Restate the whole listing exactly.

(RECORDS TO PROCESS)
** start **

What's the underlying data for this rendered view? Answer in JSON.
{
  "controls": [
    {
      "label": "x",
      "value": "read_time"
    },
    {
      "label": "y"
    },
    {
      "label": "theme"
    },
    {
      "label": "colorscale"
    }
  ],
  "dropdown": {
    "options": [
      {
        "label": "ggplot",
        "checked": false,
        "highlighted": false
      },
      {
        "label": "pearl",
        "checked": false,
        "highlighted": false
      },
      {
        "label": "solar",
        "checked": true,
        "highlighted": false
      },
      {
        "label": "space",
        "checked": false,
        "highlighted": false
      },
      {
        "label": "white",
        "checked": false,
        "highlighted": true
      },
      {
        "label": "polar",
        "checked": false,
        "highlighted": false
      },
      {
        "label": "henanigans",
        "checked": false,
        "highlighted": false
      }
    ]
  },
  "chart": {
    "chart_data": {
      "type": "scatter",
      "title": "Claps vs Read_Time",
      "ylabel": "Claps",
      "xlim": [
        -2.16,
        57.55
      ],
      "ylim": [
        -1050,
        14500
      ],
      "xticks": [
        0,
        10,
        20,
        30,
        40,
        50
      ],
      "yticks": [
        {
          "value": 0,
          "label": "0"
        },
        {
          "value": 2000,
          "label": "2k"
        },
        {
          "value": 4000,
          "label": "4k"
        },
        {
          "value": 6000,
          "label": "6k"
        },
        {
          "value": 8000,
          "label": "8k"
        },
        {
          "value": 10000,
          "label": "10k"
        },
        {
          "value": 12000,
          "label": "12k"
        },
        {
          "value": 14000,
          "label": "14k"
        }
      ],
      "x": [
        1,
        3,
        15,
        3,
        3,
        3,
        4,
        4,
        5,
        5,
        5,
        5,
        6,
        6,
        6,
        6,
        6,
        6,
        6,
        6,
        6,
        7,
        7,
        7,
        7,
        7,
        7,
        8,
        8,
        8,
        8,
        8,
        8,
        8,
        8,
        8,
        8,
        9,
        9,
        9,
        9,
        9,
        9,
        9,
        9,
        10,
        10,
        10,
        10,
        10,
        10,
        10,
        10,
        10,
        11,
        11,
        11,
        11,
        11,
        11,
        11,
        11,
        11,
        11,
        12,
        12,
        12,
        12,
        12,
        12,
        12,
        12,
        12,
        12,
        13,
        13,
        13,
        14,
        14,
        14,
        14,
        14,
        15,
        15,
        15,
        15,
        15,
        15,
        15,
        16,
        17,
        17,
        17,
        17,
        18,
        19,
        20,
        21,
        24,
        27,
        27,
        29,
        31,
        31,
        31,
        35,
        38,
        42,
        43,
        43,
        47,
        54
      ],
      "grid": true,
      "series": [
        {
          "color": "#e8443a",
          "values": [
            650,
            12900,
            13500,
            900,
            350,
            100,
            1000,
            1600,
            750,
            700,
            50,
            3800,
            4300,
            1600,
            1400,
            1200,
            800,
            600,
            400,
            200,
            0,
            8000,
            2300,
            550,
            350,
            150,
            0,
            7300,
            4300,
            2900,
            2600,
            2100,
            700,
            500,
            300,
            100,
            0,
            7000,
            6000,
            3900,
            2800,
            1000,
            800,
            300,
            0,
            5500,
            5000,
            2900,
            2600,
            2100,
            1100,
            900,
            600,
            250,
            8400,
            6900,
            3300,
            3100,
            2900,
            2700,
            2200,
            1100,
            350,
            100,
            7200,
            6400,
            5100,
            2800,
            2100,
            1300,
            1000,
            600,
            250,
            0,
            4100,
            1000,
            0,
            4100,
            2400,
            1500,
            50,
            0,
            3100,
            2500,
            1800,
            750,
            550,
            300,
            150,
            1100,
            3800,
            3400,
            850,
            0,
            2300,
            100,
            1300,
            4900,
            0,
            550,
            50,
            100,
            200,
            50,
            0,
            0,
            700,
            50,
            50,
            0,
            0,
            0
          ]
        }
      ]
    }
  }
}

** end **

(WRITTEN ANSWER)
What's the underlying data for this rendered view? Answer in JSON.
{
  "controls": [
    {
      "label": "x",
      "value": "read_time"
    },
    {
      "label": "y"
    },
    {
      "label": "theme"
    },
    {
      "label": "colorscale"
    }
  ],
  "dropdown": {
    "options": [
      {
        "label": "ggplot",
        "checked": false,
        "highlighted": false
      },
      {
        "label": "pearl",
        "checked": false,
        "highlighted": false
      },
      {
        "label": "solar",
        "checked": true,
        "highlighted": false
      },
      {
        "label": "space",
        "checked": false,
        "highlighted": false
      },
      {
        "label": "white",
        "checked": false,
        "highlighted": true
      },
      {
        "label": "polar",
        "checked": false,
        "highlighted": false
      },
      {
        "label": "henanigans",
        "checked": false,
        "highlighted": false
      }
    ]
  },
  "chart": {
    "chart_data": {
      "type": "scatter",
      "title": "Claps vs Read_Time",
      "ylabel": "Claps",
      "xlim": [
        -2.16,
        57.55
      ],
      "ylim": [
        -1050,
        14500
      ],
      "xticks": [
        0,
        10,
        20,
        30,
        40,
        50
      ],
      "yticks": [
        {
          "value": 0,
          "label": "0"
        },
        {
          "value": 2000,
          "label": "2k"
        },
        {
          "value": 4000,
          "label": "4k"
        },
        {
          "value": 6000,
          "label": "6k"
        },
        {
          "value": 8000,
          "label": "8k"
        },
        {
          "value": 10000,
          "label": "10k"
        },
        {
          "value": 12000,
          "label": "12k"
        },
        {
          "value": 14000,
          "label": "14k"
        }
      ],
      "x": [
        1,
        3,
        15,
        3,
        3,
        3,
        4,
        4,
        5,
        5,
        5,
        5,
        6,
        6,
        6,
        6,
        6,
        6,
        6,
        6,
        6,
        7,
        7,
        7,
        7,
        7,
        7,
        8,
        8,
        8,
        8,
        8,
        8,
        8,
        8,
        8,
        8,
        9,
        9,
        9,
        9,
        9,
        9,
        9,
        9,
        10,
        10,
        10,
        10,
        10,
        10,
        10,
        10,
        10,
        11,
        11,
        11,
        11,
        11,
        11,
        11,
        11,
        11,
        11,
        12,
        12,
        12,
        12,
        12,
        12,
        12,
        12,
        12,
        12,
        13,
        13,
        13,
        14,
        14,
        14,
        14,
        14,
        15,
        15,
        15,
        15,
        15,
        15,
        15,
        16,
        17,
        17,
        17,
        17,
        18,
        19,
        20,
        21,
        24,
        27,
        27,
        29,
        31,
        31,
        31,
        35,
        38,
        42,
        43,
        43,
        47,
        54
      ],
      "grid": true,
      "series": [
        {
          "color": "#e8443a",
          "values": [
            650,
            12900,
            13500,
            900,
            350,
            100,
            1000,
            1600,
            750,
            700,
            50,
            3800,
            4300,
            1600,
            1400,
            1200,
            800,
            600,
            400,
            200,
            0,
            8000,
            2300,
            550,
            350,
            150,
            0,
            7300,
            4300,
            2900,
            2600,
            2100,
            700,
            500,
            300,
            100,
            0,
            7000,
            6000,
            3900,
            2800,
            1000,
            800,
            300,
            0,
            5500,
            5000,
            2900,
            2600,
            2100,
            1100,
            900,
            600,
            250,
            8400,
            6900,
            3300,
            3100,
            2900,
            2700,
            2200,
            1100,
            350,
            100,
            7200,
            6400,
            5100,
            2800,
            2100,
            1300,
            1000,
            600,
            250,
            0,
            4100,
            1000,
            0,
            4100,
            2400,
            1500,
            50,
            0,
            3100,
            2500,
            1800,
            750,
            550,
            300,
            150,
            1100,
            3800,
            3400,
            850,
            0,
            2300,
            100,
            1300,
            4900,
            0,
            550,
            50,
            100,
            200,
            50,
            0,
            0,
            700,
            50,
            50,
            0,
            0,
            0
          ]
        }
      ]
    }
  }
}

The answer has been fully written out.